# Task brief
Without altering anything, repeat each of the records.

# Stored data entries
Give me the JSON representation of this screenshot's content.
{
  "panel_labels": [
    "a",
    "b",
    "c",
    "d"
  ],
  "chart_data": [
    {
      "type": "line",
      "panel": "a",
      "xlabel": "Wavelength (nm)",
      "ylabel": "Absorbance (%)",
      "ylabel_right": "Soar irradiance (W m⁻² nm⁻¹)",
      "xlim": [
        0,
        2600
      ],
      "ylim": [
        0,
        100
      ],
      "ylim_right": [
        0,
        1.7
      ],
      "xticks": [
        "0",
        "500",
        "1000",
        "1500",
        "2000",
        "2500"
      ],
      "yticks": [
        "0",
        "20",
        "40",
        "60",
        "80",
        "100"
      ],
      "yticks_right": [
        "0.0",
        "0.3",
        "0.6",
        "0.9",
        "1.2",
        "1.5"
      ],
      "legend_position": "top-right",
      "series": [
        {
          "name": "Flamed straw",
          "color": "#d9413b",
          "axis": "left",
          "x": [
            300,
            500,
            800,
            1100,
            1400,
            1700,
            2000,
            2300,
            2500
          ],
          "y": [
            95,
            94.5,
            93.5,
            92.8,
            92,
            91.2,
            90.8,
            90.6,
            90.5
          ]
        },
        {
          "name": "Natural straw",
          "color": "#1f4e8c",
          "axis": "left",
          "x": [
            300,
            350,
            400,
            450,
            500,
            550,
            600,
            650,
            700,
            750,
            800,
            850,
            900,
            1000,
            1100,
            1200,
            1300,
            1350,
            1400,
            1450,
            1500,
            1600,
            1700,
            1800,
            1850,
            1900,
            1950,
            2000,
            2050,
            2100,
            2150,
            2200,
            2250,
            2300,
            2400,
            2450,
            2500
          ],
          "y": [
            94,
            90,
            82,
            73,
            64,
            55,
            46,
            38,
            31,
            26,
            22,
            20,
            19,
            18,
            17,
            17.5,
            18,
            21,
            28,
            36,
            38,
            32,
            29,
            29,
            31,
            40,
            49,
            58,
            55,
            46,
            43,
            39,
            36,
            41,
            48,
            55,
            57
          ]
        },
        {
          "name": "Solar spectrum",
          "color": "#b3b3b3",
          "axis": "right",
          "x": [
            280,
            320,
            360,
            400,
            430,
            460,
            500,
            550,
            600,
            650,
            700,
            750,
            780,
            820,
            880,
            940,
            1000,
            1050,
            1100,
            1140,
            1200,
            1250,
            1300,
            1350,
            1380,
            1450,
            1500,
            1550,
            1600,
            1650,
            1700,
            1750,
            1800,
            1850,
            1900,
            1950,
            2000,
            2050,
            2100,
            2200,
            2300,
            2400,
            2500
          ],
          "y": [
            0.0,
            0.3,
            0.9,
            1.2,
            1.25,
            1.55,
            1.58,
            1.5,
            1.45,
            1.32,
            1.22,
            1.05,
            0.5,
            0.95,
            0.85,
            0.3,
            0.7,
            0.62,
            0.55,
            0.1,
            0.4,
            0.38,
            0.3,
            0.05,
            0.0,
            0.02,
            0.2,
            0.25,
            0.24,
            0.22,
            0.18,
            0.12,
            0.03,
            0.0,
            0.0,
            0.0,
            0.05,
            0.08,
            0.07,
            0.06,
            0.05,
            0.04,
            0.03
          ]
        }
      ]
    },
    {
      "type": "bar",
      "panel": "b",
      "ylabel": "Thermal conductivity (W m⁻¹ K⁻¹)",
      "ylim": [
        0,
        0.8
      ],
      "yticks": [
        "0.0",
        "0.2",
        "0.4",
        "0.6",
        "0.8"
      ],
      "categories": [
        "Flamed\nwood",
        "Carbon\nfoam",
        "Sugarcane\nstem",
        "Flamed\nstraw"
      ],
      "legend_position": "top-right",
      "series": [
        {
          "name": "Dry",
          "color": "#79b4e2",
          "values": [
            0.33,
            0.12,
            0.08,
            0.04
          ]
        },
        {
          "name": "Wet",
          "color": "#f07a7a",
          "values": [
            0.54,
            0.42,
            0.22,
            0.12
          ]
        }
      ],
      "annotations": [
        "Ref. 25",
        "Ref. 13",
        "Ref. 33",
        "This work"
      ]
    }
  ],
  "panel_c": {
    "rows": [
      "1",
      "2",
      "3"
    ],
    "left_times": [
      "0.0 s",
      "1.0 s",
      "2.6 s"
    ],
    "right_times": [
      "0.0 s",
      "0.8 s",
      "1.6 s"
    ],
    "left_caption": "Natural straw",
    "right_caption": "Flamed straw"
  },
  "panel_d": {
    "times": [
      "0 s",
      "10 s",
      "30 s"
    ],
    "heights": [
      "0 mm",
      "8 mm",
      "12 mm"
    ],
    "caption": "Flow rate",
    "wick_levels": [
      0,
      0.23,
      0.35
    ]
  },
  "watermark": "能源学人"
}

# Task answer
Give me the JSON representation of this screenshot's content.
{
  "panel_labels": [
    "a",
    "b",
    "c",
    "d"
  ],
  "chart_data": [
    {
      "type": "line",
      "panel": "a",
      "xlabel": "Wavelength (nm)",
      "ylabel": "Absorbance (%)",
      "ylabel_right": "Soar irradiance (W m⁻² nm⁻¹)",
      "xlim": [
        0,
        2600
      ],
      "ylim": [
        0,
        100
      ],
      "ylim_right": [
        0,
        1.7
      ],
      "xticks": [
        "0",
        "500",
        "1000",
        "1500",
        "2000",
        "2500"
      ],
      "yticks": [
        "0",
        "20",
        "40",
        "60",
        "80",
        "100"
      ],
      "yticks_right": [
        "0.0",
        "0.3",
        "0.6",
        "0.9",
        "1.2",
        "1.5"
      ],
      "legend_position": "top-right",
      "series": [
        {
          "name": "Flamed straw",
          "color": "#d9413b",
          "axis": "left",
          "x": [
            300,
            500,
            800,
            1100,
            1400,
            1700,
            2000,
            2300,
            2500
          ],
          "y": [
            95,
            94.5,
            93.5,
            92.8,
            92,
            91.2,
            90.8,
            90.6,
            90.5
          ]
        },
        {
          "name": "Natural straw",
          "color": "#1f4e8c",
          "axis": "left",
          "x": [
            300,
            350,
            400,
            450,
            500,
            550,
            600,
            650,
            700,
            750,
            800,
            850,
            900,
            1000,
            1100,
            1200,
            1300,
            1350,
            1400,
            1450,
            1500,
            1600,
            1700,
            1800,
            1850,
            1900,
            1950,
            2000,
            2050,
            2100,
            2150,
            2200,
            2250,
            2300,
            2400,
            2450,
            2500
          ],
          "y": [
            94,
            90,
            82,
            73,
            64,
            55,
            46,
            38,
            31,
            26,
            22,
            20,
            19,
            18,
            17,
            17.5,
            18,
            21,
            28,
            36,
            38,
            32,
            29,
            29,
            31,
            40,
            49,
            58,
            55,
            46,
            43,
            39,
            36,
            41,
            48,
            55,
            57
          ]
        },
        {
          "name": "Solar spectrum",
          "color": "#b3b3b3",
          "axis": "right",
          "x": [
            280,
            320,
            360,
            400,
            430,
            460,
            500,
            550,
            600,
            650,
            700,
            750,
            780,
            820,
            880,
            940,
            1000,
            1050,
            1100,
            1140,
            1200,
            1250,
            1300,
            1350,
            1380,
            1450,
            1500,
            1550,
            1600,
            1650,
            1700,
            1750,
            1800,
            1850,
            1900,
            1950,
            2000,
            2050,
            2100,
            2200,
            2300,
            2400,
            2500
          ],
          "y": [
            0.0,
            0.3,
            0.9,
            1.2,
            1.25,
            1.55,
            1.58,
            1.5,
            1.45,
            1.32,
            1.22,
            1.05,
            0.5,
            0.95,
            0.85,
            0.3,
            0.7,
            0.62,
            0.55,
            0.1,
            0.4,
            0.38,
            0.3,
            0.05,
            0.0,
            0.02,
            0.2,
            0.25,
            0.24,
            0.22,
            0.18,
            0.12,
            0.03,
            0.0,
            0.0,
            0.0,
            0.05,
            0.08,
            0.07,
            0.06,
            0.05,
            0.04,
            0.03
          ]
        }
      ]
    },
    {
      "type": "bar",
      "panel": "b",
      "ylabel": "Thermal conductivity (W m⁻¹ K⁻¹)",
      "ylim": [
        0,
        0.8
      ],
      "yticks": [
        "0.0",
        "0.2",
        "0.4",
        "0.6",
        "0.8"
      ],
      "categories": [
        "Flamed\nwood",
        "Carbon\nfoam",
        "Sugarcane\nstem",
        "Flamed\nstraw"
      ],
      "legend_position": "top-right",
      "series": [
        {
          "name": "Dry",
          "color": "#79b4e2",
          "values": [
            0.33,
            0.12,
            0.08,
            0.04
          ]
        },
        {
          "name": "Wet",
          "color": "#f07a7a",
          "values": [
            0.54,
            0.42,
            0.22,
            0.12
          ]
        }
      ],
      "annotations": [
        "Ref. 25",
        "Ref. 13",
        "Ref. 33",
        "This work"
      ]
    }
  ],
  "panel_c": {
    "rows": [
      "1",
      "2",
      "3"
    ],
    "left_times": [
      "0.0 s",
      "1.0 s",
      "2.6 s"
    ],
    "right_times": [
      "0.0 s",
      "0.8 s",
      "1.6 s"
    ],
    "left_caption": "Natural straw",
    "right_caption": "Flamed straw"
  },
  "panel_d": {
    "times": [
      "0 s",
      "10 s",
      "30 s"
    ],
    "heights": [
      "0 mm",
      "8 mm",
      "12 mm"
    ],
    "caption": "Flow rate",
    "wick_levels": [
      0,
      0.23,
      0.35
    ]
  },
  "watermark": "能源学人"
}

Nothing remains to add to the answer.